-- START OF Material to process --

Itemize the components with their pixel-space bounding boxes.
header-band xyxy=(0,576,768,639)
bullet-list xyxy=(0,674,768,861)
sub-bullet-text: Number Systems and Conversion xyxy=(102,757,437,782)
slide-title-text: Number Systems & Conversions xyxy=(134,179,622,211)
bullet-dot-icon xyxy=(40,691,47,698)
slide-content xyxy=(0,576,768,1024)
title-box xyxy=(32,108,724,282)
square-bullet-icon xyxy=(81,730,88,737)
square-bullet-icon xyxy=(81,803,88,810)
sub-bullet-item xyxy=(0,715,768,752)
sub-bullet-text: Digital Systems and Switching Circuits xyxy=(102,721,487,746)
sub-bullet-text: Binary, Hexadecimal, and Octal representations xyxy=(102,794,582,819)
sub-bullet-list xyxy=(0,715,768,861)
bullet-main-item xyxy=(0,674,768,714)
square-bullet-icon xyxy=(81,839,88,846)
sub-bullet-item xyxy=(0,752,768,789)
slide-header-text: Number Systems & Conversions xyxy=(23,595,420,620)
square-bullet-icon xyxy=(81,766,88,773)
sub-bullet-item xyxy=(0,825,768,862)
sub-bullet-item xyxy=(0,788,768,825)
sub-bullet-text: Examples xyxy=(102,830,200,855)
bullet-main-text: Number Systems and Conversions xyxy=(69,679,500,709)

-- END OF Material to process --

**Brief:**
Repeat all of the rows above word for word.

**Task solution:**
Itemize the components with their pixel-space bounding boxes.
header-band xyxy=(0,576,768,639)
bullet-list xyxy=(0,674,768,861)
sub-bullet-text: Number Systems and Conversion xyxy=(102,757,437,782)
slide-title-text: Number Systems & Conversions xyxy=(134,179,622,211)
bullet-dot-icon xyxy=(40,691,47,698)
slide-content xyxy=(0,576,768,1024)
title-box xyxy=(32,108,724,282)
square-bullet-icon xyxy=(81,730,88,737)
square-bullet-icon xyxy=(81,803,88,810)
sub-bullet-item xyxy=(0,715,768,752)
sub-bullet-text: Digital Systems and Switching Circuits xyxy=(102,721,487,746)
sub-bullet-text: Binary, Hexadecimal, and Octal representations xyxy=(102,794,582,819)
sub-bullet-list xyxy=(0,715,768,861)
bullet-main-item xyxy=(0,674,768,714)
square-bullet-icon xyxy=(81,839,88,846)
sub-bullet-item xyxy=(0,752,768,789)
slide-header-text: Number Systems & Conversions xyxy=(23,595,420,620)
square-bullet-icon xyxy=(81,766,88,773)
sub-bullet-item xyxy=(0,825,768,862)
sub-bullet-item xyxy=(0,788,768,825)
sub-bullet-text: Examples xyxy=(102,830,200,855)
bullet-main-text: Number Systems and Conversions xyxy=(69,679,500,709)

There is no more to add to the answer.